*WHAT TO DO*. Could you copy every line from the material below in which "title" appears?
BEGIN DATA PROVIDED
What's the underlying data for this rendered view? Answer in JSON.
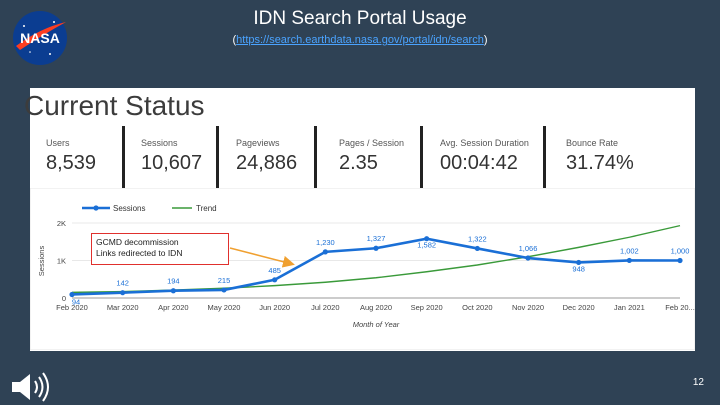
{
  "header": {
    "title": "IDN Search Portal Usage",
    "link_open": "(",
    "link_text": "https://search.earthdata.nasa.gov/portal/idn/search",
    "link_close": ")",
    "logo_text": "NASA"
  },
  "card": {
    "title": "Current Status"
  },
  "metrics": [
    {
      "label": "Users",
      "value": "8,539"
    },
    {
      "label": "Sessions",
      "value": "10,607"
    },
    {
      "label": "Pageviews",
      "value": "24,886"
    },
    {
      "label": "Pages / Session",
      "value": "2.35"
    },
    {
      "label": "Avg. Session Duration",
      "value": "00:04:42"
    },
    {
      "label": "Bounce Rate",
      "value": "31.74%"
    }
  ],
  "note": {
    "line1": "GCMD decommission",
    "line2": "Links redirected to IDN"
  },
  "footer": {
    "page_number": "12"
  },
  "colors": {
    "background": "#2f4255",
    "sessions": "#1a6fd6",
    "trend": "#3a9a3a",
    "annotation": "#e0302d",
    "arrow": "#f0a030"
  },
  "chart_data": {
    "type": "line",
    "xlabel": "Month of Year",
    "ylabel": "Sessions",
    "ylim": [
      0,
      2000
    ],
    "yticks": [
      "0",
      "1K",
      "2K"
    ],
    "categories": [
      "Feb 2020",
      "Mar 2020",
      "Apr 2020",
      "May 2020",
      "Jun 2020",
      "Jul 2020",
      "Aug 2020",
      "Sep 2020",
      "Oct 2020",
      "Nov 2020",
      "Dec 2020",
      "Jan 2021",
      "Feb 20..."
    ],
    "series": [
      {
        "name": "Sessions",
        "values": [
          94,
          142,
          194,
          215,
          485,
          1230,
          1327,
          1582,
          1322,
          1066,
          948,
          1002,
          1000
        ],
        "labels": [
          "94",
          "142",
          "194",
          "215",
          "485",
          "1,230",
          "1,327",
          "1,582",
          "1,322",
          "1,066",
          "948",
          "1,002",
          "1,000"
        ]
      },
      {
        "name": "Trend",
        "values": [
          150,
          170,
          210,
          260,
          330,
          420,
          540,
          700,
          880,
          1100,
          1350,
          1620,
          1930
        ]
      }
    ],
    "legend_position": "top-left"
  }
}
END DATA PROVIDED
*SOLUTION TO THE EXERCISE*.
    "title": "IDN Search Portal Usage",
    "title": "Current Status"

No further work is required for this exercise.